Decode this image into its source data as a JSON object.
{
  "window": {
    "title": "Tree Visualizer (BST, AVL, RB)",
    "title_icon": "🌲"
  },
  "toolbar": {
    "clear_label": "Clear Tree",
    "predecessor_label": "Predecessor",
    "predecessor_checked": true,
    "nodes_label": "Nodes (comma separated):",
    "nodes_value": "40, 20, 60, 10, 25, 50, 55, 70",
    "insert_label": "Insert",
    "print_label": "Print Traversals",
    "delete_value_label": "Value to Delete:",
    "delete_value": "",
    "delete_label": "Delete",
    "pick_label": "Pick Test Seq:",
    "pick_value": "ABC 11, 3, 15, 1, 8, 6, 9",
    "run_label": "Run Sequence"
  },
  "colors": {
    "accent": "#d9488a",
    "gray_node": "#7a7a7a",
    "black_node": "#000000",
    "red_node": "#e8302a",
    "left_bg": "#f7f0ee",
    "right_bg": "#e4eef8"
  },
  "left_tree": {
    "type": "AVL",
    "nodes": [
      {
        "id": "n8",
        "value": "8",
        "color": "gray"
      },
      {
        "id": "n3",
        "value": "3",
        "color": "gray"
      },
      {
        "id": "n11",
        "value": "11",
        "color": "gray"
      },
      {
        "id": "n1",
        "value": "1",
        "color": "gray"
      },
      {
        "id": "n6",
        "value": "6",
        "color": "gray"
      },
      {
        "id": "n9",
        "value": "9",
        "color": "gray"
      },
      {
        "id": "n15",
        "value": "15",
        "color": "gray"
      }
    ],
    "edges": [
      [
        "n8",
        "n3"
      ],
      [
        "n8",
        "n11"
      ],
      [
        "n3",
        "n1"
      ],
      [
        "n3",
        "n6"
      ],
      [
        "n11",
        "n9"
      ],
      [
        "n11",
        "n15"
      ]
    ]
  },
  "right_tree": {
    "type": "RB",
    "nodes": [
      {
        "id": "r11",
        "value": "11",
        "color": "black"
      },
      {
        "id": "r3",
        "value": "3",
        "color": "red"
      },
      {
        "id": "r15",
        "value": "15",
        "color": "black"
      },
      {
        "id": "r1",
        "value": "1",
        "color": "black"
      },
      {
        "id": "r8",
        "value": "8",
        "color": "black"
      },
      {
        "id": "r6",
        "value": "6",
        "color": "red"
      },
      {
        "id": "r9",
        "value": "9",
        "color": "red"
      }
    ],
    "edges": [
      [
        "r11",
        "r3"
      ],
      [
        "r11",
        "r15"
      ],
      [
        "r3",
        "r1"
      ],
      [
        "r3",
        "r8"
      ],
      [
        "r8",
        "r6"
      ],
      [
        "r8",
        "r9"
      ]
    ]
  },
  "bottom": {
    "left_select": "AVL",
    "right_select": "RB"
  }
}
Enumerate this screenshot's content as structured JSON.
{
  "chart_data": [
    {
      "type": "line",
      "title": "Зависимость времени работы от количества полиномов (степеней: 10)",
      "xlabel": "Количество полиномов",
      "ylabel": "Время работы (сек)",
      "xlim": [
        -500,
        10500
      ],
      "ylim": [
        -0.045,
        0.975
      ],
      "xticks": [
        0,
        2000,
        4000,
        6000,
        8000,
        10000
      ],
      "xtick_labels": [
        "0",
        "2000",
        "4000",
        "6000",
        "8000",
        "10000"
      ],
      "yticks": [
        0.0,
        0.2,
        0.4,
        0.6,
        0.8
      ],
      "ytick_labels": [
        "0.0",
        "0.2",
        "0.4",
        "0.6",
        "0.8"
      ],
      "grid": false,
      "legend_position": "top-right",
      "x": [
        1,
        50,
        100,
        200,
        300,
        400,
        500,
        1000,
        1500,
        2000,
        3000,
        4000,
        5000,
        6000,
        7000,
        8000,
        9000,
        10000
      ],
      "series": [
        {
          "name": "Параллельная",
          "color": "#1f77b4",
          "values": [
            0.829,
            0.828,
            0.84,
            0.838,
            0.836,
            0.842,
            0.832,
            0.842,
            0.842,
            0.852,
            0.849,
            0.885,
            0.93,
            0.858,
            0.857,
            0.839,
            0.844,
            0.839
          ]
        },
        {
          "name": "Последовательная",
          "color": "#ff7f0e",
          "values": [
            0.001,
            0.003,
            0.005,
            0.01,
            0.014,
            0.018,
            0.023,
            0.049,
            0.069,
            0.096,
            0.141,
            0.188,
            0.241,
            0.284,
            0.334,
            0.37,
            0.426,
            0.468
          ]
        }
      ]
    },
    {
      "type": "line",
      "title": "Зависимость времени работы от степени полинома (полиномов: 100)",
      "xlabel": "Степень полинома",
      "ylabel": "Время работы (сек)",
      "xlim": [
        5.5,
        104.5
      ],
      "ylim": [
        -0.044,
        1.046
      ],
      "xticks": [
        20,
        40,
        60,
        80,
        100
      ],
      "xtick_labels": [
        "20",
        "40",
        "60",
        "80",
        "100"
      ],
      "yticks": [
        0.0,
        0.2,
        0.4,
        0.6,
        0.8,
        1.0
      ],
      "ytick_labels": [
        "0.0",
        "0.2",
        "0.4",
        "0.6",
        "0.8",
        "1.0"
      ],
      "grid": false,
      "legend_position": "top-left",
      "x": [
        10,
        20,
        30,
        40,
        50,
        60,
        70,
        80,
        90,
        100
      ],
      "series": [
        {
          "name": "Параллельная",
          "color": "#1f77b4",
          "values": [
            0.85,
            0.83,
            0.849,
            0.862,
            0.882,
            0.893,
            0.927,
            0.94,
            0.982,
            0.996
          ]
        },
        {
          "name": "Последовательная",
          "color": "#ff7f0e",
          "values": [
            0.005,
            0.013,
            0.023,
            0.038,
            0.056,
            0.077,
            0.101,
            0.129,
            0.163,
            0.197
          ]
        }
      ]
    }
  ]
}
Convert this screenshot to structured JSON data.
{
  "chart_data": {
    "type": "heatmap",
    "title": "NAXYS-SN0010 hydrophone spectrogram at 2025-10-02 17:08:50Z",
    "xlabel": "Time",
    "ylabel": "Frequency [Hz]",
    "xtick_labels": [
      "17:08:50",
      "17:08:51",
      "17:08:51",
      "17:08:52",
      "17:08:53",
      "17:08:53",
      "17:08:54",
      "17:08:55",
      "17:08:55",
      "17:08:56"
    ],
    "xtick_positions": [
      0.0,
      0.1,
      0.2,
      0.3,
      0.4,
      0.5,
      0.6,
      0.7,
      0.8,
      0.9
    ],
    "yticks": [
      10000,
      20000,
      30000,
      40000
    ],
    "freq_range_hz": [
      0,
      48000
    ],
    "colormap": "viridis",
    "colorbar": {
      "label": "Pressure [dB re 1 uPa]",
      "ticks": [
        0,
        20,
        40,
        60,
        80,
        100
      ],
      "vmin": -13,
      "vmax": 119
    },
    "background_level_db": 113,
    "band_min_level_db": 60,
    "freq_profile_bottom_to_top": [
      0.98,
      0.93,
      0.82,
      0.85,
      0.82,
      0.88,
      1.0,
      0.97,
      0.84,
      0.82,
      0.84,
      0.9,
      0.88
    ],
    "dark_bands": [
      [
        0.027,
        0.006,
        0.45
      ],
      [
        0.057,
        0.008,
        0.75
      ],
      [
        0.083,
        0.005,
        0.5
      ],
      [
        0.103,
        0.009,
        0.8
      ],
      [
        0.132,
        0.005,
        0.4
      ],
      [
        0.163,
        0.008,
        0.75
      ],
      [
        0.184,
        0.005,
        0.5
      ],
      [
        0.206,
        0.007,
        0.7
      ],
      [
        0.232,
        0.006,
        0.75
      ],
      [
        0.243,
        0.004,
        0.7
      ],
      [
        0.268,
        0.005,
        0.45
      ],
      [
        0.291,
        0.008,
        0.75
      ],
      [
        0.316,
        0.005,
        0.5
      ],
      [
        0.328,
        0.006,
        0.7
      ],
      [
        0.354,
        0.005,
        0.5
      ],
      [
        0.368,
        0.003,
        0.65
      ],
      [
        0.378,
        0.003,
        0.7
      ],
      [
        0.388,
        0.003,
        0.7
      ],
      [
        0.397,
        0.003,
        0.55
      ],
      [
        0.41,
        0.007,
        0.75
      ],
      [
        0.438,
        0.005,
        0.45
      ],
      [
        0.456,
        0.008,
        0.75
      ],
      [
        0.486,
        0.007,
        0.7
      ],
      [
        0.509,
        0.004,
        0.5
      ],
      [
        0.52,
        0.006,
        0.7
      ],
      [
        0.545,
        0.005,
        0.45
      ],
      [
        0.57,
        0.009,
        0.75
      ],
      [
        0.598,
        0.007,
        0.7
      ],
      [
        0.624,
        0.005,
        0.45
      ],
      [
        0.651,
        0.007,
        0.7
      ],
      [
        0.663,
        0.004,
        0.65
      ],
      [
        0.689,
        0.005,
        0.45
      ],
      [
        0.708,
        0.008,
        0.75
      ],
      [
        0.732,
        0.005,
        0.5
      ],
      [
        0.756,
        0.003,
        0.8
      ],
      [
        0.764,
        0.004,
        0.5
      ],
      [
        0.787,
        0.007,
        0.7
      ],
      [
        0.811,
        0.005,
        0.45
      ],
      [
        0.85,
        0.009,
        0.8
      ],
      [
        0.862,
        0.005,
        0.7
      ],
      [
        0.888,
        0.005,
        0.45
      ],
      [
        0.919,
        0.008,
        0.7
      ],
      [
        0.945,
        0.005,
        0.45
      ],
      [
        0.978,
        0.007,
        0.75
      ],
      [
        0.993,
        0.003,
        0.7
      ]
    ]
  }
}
+--
Requirement — Pick out the lines containing the string "JSON" and show them.

Output of the exercise —
Decode this image into its source data as a JSON object.
Enumerate this screenshot's content as structured JSON.
Convert this screenshot to structured JSON data.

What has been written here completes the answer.